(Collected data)

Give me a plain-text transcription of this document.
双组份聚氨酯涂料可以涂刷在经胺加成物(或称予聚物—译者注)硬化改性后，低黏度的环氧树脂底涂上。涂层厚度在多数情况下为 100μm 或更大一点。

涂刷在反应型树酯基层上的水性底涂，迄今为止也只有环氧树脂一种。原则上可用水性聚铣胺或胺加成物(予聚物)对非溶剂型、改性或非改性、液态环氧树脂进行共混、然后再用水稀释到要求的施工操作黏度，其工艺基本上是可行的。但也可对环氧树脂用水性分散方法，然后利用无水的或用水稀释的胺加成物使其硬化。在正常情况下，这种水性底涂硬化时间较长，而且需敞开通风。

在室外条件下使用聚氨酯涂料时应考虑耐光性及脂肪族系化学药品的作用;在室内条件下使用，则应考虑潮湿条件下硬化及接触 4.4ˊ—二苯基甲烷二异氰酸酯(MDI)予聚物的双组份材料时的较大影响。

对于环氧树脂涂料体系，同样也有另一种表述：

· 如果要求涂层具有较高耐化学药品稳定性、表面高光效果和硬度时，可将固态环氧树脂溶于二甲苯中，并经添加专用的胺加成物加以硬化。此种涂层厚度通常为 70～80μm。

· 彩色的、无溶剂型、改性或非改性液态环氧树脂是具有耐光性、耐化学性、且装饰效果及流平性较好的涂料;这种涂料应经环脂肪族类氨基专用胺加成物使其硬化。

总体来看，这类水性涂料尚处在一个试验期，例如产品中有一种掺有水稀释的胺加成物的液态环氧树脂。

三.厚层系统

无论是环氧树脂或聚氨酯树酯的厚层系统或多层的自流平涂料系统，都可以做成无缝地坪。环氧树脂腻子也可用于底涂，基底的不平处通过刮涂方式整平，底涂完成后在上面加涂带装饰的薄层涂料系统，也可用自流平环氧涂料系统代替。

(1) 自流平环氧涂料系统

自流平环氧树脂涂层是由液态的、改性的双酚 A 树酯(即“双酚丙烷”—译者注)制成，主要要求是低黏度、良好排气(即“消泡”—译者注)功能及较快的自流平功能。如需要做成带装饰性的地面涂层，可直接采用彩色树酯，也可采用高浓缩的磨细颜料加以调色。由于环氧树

Task
Restate each record word for word.

Task response
Give me a plain-text transcription of this document.
双组份聚氨酯涂料可以涂刷在经胺加成物(或称予聚物—译者注)硬化改性后，低黏度的环氧树脂底涂上。涂层厚度在多数情况下为 100μm 或更大一点。

涂刷在反应型树酯基层上的水性底涂，迄今为止也只有环氧树脂一种。原则上可用水性聚铣胺或胺加成物(予聚物)对非溶剂型、改性或非改性、液态环氧树脂进行共混、然后再用水稀释到要求的施工操作黏度，其工艺基本上是可行的。但也可对环氧树脂用水性分散方法，然后利用无水的或用水稀释的胺加成物使其硬化。在正常情况下，这种水性底涂硬化时间较长，而且需敞开通风。

在室外条件下使用聚氨酯涂料时应考虑耐光性及脂肪族系化学药品的作用;在室内条件下使用，则应考虑潮湿条件下硬化及接触 4.4ˊ—二苯基甲烷二异氰酸酯(MDI)予聚物的双组份材料时的较大影响。

对于环氧树脂涂料体系，同样也有另一种表述：

· 如果要求涂层具有较高耐化学药品稳定性、表面高光效果和硬度时，可将固态环氧树脂溶于二甲苯中，并经添加专用的胺加成物加以硬化。此种涂层厚度通常为 70～80μm。

· 彩色的、无溶剂型、改性或非改性液态环氧树脂是具有耐光性、耐化学性、且装饰效果及流平性较好的涂料;这种涂料应经环脂肪族类氨基专用胺加成物使其硬化。

总体来看，这类水性涂料尚处在一个试验期，例如产品中有一种掺有水稀释的胺加成物的液态环氧树脂。

三.厚层系统

无论是环氧树脂或聚氨酯树酯的厚层系统或多层的自流平涂料系统，都可以做成无缝地坪。环氧树脂腻子也可用于底涂，基底的不平处通过刮涂方式整平，底涂完成后在上面加涂带装饰的薄层涂料系统，也可用自流平环氧涂料系统代替。

(1) 自流平环氧涂料系统

自流平环氧树脂涂层是由液态的、改性的双酚 A 树酯(即“双酚丙烷”—译者注)制成，主要要求是低黏度、良好排气(即“消泡”—译者注)功能及较快的自流平功能。如需要做成带装饰性的地面涂层，可直接采用彩色树酯，也可采用高浓缩的磨细颜料加以调色。由于环氧树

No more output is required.